### Text
Search code examples
boostboost-spirit

Parsing complex logs with boost spirit


I am having problems while parsing a complex log with boost::spirit. I am not able of getting the data as I want, mostly because blanks skippers mess everything up.

I have the next text file called log.txt:

1:[2017-Feb-18 01:57:55.341100] <INFO, SIMULATING> => CPU | Name: CAR (ID: 0) - ID: 1
2:[2017-Feb-18 01:57:55.344100] <INFO, SENDING_DATA> => IO | Io_out - ABS: 1
3:[2017-Feb-18 01:57:55.344100] <INFO, SIMULATING> => CPU | Status: Ok
4:[2017-Feb-18 01:57:55.346100] <INFO, SIMULATING> => MSS | Random Number: 0x4D080020
5:[2017-Feb-18 01:57:55.346100] <INFO, SIMULATING> => CPU | Entering mode: AUTO
6:[2017-Feb-18 01:57:59.583342] <INFO, SENDING_DATA> => IO | Io_in - BRK: 1
7:[2017-Feb-18 01:58:24.604773] <INFO, RECEIVING_DATA> => DET | Point: 004811
8:[2017-Feb-18 01:58:24.844787] <INFO, SENDING_DATA> => PC | Send msg 1: 0101000000000000
9:[2017-Feb-18 01:58:26.204865] <INFO, RECEIVING_DATA> => PC2 | Receive msg 8: 0801000000000000
10:[2017-Feb-18 01:58:28.706008] <INFO, RECEIVING_DATA> => PC1 | Receive msg 2: 0201000000000000
11:[2017-Feb-18 01:58:29.345045] <INFO, SENDING_DATA> => PC | Send msg 3: 0301000000000000
12:[2017-Feb-18 01:58:29.706065] <INFO, RECEIVING_DATA> => PC1 | Receive msg 4: 04010000F8B8C1A7
13:[2017-Feb-18 01:58:29.846073] <INFO, SENDING_DATA> => PC | Send msg 5: 05010000F8B8C1A7
14:[2017-Feb-18 01:58:32.206208] <INFO, RECEIVING_DATA> => PC1 | Receive msg 6: 06010001F8B8C1A8
15:[2017-Feb-18 01:58:32.366217] <INFO, SENDING_DATA> => PC | Send msg 7: 07010001F8B8C1A8
17:[2017-Feb-18 01:58:32.406220] <INFO, RECEIVING_DATA> => PC2 | Receive msg 6: 06010001F8B8C1A8
18:[2017-Feb-18 01:58:32.875246] <INFO, SENDING_DATA> => PC | Send msg 7: 07010001F8B8C1A9
19:[2017-Feb-18 01:58:32.906248] <INFO, RECEIVING_DATA> => PC1 | Receive msg 6: 06010001F8B8C1A9
20:[2017-Feb-18 01:58:33.386276] <INFO, SENDING_DATA> => PC | Send msg 7: 07010001F8B8C1AA

And i am using the next code for parsing it into a boost fusion adapted struct:

#include <fstream>

#include <boost/config/warning_disable.hpp>
#include <boost/fusion/include/adapt_struct.hpp>
#include <boost/spirit/include/qi.hpp>
#include <boost/spirit/repository/include/qi_seek.hpp>


struct Message
{
    std::string line;
    std::string date;
    std::string time;
    char id;
    std::string hex;
};

BOOST_FUSION_ADAPT_STRUCT(
    Message,
    (std::string, Message::line)

### Activity list
• 1. Answer these questions from the post on parsing logs with Boost Spirit:
(a) What is the name of the text file being parsed?
(b) What mode does log line 5 report entering?
(c) What type is the id member given in the Message struct?
• 2. List every file named in the #include lines of the post on parsing logs with Boost Spirit.

### Extracted data
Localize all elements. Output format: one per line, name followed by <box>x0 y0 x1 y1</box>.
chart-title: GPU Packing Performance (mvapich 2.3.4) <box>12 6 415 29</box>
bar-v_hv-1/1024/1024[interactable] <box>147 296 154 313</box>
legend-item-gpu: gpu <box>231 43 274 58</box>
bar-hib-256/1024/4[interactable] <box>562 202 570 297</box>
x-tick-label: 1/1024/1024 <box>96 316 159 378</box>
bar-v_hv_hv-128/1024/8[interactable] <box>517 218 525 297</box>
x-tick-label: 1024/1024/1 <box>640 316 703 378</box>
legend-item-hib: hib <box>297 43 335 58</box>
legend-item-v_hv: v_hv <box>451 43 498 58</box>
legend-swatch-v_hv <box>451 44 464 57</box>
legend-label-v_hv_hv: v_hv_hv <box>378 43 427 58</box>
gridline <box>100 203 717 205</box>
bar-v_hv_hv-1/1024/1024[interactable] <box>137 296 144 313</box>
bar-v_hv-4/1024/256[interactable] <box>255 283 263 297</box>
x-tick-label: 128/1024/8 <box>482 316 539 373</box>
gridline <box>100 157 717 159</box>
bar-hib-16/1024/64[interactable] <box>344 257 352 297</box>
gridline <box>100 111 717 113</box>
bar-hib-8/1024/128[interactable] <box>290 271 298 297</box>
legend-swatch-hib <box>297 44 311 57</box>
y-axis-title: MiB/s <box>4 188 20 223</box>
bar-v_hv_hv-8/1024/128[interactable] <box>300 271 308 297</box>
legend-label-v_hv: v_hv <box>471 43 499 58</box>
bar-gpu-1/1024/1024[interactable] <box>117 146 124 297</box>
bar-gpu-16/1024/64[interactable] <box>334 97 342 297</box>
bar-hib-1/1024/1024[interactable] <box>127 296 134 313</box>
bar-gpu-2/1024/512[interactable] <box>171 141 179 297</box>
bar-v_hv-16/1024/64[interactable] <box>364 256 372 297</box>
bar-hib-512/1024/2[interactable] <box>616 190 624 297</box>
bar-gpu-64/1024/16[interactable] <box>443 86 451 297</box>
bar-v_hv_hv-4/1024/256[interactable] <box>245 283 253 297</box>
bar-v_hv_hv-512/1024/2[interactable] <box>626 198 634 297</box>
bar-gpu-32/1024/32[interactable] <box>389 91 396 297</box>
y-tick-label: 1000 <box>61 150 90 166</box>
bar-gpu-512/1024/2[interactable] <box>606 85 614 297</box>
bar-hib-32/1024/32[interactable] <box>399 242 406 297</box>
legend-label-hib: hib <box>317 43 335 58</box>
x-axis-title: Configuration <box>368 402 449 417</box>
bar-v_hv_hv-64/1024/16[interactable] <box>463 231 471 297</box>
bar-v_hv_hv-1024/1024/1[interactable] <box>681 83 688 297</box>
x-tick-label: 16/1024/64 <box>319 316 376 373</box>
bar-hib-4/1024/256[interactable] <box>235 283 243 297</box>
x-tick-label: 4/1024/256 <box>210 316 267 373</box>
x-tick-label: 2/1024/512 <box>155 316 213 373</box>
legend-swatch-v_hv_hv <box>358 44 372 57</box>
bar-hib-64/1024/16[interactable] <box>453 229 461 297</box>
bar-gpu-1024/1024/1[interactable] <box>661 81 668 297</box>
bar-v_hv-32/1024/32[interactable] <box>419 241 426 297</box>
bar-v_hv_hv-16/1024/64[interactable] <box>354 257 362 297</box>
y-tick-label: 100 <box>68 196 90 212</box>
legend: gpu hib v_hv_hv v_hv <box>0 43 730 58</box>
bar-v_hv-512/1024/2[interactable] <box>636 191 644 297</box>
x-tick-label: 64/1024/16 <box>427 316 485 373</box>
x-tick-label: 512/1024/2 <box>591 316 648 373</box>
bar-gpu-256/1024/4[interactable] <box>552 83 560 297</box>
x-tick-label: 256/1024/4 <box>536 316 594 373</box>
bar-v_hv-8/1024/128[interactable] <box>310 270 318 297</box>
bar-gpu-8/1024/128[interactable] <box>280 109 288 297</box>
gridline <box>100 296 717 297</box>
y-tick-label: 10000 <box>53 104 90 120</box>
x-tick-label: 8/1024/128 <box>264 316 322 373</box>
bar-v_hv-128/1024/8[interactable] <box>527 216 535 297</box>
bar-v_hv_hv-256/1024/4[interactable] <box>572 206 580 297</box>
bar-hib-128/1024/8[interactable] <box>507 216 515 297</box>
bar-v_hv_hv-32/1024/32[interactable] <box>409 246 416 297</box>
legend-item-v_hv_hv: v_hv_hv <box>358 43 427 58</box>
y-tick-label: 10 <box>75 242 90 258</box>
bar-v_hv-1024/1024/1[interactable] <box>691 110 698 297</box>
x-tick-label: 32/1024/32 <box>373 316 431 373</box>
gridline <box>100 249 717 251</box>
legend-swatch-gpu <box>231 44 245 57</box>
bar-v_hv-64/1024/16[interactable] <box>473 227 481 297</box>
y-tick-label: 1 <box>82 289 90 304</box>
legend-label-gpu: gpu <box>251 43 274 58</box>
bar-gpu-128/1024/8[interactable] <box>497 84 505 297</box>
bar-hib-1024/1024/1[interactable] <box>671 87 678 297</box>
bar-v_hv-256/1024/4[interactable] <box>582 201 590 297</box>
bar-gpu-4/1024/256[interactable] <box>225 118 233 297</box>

### Activity answers
• 1.
(a) log.txt
(b) AUTO
(c) char

• 2.
fstream
boost/config/warning_disable.hpp
boost/fusion/include/adapt_struct.hpp
boost/spirit/include/qi.hpp
boost/spirit/repository/include/qi_seek.hpp